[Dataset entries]

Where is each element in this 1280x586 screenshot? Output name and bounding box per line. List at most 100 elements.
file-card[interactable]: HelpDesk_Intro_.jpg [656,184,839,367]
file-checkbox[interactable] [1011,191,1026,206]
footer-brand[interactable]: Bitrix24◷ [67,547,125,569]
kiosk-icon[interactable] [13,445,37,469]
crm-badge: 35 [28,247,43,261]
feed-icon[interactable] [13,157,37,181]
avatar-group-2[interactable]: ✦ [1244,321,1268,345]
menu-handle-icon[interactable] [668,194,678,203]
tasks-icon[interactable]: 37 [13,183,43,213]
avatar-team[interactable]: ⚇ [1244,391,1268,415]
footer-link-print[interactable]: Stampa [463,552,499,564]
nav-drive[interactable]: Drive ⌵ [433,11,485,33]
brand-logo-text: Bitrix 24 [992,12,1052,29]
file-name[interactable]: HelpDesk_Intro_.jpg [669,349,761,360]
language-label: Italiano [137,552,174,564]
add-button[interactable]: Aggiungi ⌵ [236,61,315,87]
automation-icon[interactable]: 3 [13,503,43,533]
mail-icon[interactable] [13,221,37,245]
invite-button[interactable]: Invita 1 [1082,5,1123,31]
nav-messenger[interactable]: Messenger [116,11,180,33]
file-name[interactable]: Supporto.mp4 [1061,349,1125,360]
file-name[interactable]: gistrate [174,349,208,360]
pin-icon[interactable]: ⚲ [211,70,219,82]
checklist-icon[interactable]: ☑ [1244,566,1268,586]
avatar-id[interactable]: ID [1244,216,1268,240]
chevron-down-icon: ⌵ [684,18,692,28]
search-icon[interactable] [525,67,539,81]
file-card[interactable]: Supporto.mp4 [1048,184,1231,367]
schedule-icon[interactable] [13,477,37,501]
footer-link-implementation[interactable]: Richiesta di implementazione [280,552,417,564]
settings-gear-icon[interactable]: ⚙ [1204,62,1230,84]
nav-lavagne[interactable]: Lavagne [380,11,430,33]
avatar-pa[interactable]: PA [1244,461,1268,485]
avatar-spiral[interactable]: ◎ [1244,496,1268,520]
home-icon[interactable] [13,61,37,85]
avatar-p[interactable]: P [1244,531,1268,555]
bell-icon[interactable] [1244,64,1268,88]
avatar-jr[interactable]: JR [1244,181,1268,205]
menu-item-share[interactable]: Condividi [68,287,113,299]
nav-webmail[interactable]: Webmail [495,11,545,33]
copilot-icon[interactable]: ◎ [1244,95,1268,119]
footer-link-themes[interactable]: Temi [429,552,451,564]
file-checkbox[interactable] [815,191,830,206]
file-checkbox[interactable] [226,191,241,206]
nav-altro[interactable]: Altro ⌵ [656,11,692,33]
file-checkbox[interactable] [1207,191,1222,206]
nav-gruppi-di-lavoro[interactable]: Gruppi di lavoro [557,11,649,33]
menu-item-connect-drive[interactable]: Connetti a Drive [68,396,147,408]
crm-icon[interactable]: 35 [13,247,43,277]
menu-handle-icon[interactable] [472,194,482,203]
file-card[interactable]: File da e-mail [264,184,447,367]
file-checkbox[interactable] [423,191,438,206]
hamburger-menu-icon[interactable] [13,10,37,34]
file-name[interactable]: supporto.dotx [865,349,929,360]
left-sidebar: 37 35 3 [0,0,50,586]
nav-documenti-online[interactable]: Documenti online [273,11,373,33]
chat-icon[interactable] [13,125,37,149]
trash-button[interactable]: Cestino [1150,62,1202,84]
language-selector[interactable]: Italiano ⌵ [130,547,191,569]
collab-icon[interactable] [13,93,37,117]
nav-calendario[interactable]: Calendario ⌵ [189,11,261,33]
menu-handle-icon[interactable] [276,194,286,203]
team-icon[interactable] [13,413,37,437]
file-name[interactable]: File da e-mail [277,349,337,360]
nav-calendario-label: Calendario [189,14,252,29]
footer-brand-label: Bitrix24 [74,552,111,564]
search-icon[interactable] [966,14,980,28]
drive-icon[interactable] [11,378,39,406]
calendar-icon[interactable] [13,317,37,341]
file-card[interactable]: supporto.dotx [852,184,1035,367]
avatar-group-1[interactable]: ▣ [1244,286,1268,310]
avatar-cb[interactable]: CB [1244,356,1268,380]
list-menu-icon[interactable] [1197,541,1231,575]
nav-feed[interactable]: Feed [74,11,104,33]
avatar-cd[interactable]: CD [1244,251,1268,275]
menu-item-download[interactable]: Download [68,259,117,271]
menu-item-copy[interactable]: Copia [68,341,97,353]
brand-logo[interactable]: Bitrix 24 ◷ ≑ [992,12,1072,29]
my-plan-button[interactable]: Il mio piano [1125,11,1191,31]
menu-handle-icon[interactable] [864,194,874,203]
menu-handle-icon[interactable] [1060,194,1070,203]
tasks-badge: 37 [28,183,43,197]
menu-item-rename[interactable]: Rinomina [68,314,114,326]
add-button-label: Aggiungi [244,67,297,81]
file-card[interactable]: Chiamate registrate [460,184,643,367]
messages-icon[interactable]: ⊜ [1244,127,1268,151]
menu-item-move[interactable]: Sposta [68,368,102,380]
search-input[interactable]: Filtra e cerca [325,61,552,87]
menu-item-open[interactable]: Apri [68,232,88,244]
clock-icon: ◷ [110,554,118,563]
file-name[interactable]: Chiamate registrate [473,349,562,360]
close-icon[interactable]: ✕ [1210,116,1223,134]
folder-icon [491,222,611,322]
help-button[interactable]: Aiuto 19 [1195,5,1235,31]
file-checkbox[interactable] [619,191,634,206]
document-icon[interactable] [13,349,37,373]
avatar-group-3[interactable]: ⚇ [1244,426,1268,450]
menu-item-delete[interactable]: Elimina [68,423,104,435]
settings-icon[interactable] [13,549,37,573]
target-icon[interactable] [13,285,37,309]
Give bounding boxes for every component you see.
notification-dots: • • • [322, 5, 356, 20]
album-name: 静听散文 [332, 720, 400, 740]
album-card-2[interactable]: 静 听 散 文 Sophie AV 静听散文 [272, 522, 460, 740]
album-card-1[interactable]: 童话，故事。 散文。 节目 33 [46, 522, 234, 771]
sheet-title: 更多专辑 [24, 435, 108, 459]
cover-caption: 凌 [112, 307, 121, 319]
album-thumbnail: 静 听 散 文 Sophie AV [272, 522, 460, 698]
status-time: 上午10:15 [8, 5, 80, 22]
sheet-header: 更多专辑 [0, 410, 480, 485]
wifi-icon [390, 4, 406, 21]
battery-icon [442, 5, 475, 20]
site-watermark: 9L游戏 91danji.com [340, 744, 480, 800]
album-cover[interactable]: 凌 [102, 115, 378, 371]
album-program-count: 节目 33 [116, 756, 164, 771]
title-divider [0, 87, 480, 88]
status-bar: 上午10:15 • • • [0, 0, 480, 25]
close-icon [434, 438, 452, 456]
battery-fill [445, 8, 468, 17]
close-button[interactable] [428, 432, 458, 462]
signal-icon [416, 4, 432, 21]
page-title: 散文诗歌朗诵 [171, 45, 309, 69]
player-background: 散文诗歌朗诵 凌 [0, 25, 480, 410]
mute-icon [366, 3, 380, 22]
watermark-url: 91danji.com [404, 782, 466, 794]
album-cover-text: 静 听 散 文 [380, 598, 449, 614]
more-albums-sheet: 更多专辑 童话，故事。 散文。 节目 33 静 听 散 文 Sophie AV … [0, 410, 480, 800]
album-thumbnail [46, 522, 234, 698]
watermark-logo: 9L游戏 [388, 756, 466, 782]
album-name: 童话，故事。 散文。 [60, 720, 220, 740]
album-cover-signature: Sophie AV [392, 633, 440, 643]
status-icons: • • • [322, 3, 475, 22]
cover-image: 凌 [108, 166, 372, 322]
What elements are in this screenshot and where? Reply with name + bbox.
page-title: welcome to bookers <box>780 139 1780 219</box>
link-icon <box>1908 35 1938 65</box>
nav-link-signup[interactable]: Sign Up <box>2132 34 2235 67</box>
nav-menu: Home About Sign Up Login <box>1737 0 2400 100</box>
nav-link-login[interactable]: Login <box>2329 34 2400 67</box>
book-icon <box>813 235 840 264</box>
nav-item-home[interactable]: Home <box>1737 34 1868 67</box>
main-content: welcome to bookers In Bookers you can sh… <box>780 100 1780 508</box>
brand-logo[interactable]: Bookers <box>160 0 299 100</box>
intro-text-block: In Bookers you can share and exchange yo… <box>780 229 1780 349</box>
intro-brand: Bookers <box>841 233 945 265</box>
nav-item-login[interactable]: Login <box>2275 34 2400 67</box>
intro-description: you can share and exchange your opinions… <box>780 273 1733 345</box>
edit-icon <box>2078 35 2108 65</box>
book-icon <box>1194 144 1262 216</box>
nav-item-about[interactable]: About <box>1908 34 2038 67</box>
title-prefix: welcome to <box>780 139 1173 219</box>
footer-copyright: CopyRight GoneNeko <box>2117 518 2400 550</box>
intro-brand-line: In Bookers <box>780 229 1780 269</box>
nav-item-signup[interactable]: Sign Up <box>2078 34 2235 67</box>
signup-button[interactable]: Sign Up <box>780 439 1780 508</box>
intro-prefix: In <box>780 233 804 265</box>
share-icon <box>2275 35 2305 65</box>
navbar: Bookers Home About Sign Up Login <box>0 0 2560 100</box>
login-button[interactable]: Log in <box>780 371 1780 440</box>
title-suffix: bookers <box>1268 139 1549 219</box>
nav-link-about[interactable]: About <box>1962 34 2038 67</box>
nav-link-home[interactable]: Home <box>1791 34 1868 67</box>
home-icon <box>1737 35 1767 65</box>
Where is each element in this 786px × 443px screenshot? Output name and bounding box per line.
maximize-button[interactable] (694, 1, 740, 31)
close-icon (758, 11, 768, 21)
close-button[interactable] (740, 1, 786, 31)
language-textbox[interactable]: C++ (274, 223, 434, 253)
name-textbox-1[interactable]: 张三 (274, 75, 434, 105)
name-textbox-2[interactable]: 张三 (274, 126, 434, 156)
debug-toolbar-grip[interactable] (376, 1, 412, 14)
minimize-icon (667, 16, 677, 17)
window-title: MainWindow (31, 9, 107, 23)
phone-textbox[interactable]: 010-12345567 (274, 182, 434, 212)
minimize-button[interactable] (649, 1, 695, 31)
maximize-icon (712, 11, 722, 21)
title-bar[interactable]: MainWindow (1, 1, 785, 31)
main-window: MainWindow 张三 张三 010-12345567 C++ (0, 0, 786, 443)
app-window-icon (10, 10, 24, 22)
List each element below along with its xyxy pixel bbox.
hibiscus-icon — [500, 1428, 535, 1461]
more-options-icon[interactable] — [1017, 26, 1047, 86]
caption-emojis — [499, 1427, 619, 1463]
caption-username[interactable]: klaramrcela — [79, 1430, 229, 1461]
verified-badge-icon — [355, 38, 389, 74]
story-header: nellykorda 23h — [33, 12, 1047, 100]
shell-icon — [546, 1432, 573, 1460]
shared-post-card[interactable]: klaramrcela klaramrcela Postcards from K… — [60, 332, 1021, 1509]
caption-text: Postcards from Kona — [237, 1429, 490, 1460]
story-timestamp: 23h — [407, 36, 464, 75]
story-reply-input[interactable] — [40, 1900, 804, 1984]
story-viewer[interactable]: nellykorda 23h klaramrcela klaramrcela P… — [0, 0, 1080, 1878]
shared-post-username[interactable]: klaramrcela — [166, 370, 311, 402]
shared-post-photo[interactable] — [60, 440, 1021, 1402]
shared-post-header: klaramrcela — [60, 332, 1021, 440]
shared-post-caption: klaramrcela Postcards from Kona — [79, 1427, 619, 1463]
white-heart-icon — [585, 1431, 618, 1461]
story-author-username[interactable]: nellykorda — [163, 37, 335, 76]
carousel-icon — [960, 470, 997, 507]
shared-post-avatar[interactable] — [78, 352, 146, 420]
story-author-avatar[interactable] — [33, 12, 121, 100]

#### Written request:
Return the stretch of the material from its first line through the line containing "avatar-group-2[interactable]: ✦ [1244,321,1268,345]", with both ends included and every line reproduced unchanged.

#### Completed task:
Where is each element in this 1280x586 screenshot? Output name and bounding box per line. List at most 100 elements.
file-card[interactable]: HelpDesk_Intro_.jpg [656,184,839,367]
file-checkbox[interactable] [1011,191,1026,206]
footer-brand[interactable]: Bitrix24◷ [67,547,125,569]
kiosk-icon[interactable] [13,445,37,469]
crm-badge: 35 [28,247,43,261]
feed-icon[interactable] [13,157,37,181]
avatar-group-2[interactable]: ✦ [1244,321,1268,345]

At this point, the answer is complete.